[BEGIN]

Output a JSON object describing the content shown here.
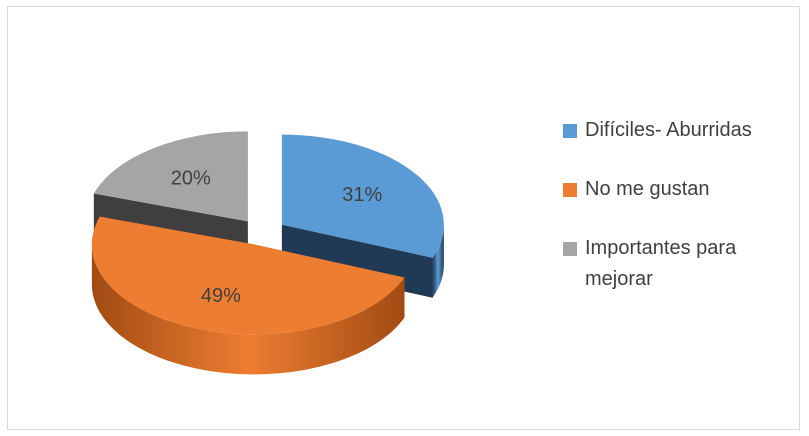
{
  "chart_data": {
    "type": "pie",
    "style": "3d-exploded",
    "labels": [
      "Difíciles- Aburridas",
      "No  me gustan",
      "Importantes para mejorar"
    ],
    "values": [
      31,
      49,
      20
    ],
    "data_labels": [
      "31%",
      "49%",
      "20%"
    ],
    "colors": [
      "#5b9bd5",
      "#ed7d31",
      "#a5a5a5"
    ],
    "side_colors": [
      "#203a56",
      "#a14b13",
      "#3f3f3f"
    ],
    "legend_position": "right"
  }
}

[END]

■ To be done
Reproduce the material above in full and without alteration, but skip all pictures.

■ Solution to this problem
Output a JSON object describing the content shown here.
{
  "chart_data": {
    "type": "pie",
    "style": "3d-exploded",
    "labels": [
      "Difíciles- Aburridas",
      "No  me gustan",
      "Importantes para mejorar"
    ],
    "values": [
      31,
      49,
      20
    ],
    "data_labels": [
      "31%",
      "49%",
      "20%"
    ],
    "colors": [
      "#5b9bd5",
      "#ed7d31",
      "#a5a5a5"
    ],
    "side_colors": [
      "#203a56",
      "#a14b13",
      "#3f3f3f"
    ],
    "legend_position": "right"
  }
}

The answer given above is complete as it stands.